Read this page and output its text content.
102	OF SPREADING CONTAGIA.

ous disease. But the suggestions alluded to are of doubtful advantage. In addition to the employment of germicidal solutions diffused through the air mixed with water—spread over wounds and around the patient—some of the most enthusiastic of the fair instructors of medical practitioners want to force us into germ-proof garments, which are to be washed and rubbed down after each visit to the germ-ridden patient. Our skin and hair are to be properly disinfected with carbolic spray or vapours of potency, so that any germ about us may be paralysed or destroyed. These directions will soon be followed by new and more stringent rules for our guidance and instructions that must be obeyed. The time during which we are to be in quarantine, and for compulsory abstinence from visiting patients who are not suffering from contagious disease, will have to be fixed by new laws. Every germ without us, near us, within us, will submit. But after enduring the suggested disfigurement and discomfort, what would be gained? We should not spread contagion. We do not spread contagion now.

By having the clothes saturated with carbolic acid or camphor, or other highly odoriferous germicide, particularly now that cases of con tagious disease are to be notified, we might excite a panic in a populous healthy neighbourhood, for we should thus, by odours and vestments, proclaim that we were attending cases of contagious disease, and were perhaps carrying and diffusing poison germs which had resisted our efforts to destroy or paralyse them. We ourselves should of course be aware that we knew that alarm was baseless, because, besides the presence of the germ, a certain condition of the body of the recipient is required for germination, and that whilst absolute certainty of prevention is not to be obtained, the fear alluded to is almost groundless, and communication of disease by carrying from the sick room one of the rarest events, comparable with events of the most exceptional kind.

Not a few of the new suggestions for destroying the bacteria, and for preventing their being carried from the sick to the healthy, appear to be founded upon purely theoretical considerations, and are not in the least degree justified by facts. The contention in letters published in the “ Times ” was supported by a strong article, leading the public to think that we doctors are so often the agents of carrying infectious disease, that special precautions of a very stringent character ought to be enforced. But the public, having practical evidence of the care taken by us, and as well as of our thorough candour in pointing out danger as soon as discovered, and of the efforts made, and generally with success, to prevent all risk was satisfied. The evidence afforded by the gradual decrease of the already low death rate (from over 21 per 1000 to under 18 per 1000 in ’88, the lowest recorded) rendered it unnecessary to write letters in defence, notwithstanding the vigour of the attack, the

○ ○ ○ ○ ○ ○ ○

Every entry must be duplicated exactly as it stands.

Result of this exercise:
Read this page and output its text content.
102	OF SPREADING CONTAGIA.

ous disease. But the suggestions alluded to are of doubtful advantage. In addition to the employment of germicidal solutions diffused through the air mixed with water—spread over wounds and around the patient—some of the most enthusiastic of the fair instructors of medical practitioners want to force us into germ-proof garments, which are to be washed and rubbed down after each visit to the germ-ridden patient. Our skin and hair are to be properly disinfected with carbolic spray or vapours of potency, so that any germ about us may be paralysed or destroyed. These directions will soon be followed by new and more stringent rules for our guidance and instructions that must be obeyed. The time during which we are to be in quarantine, and for compulsory abstinence from visiting patients who are not suffering from contagious disease, will have to be fixed by new laws. Every germ without us, near us, within us, will submit. But after enduring the suggested disfigurement and discomfort, what would be gained? We should not spread contagion. We do not spread contagion now.

By having the clothes saturated with carbolic acid or camphor, or other highly odoriferous germicide, particularly now that cases of con tagious disease are to be notified, we might excite a panic in a populous healthy neighbourhood, for we should thus, by odours and vestments, proclaim that we were attending cases of contagious disease, and were perhaps carrying and diffusing poison germs which had resisted our efforts to destroy or paralyse them. We ourselves should of course be aware that we knew that alarm was baseless, because, besides the presence of the germ, a certain condition of the body of the recipient is required for germination, and that whilst absolute certainty of prevention is not to be obtained, the fear alluded to is almost groundless, and communication of disease by carrying from the sick room one of the rarest events, comparable with events of the most exceptional kind.

Not a few of the new suggestions for destroying the bacteria, and for preventing their being carried from the sick to the healthy, appear to be founded upon purely theoretical considerations, and are not in the least degree justified by facts. The contention in letters published in the “ Times ” was supported by a strong article, leading the public to think that we doctors are so often the agents of carrying infectious disease, that special precautions of a very stringent character ought to be enforced. But the public, having practical evidence of the care taken by us, and as well as of our thorough candour in pointing out danger as soon as discovered, and of the efforts made, and generally with success, to prevent all risk was satisfied. The evidence afforded by the gradual decrease of the already low death rate (from over 21 per 1000 to under 18 per 1000 in ’88, the lowest recorded) rendered it unnecessary to write letters in defence, notwithstanding the vigour of the attack, the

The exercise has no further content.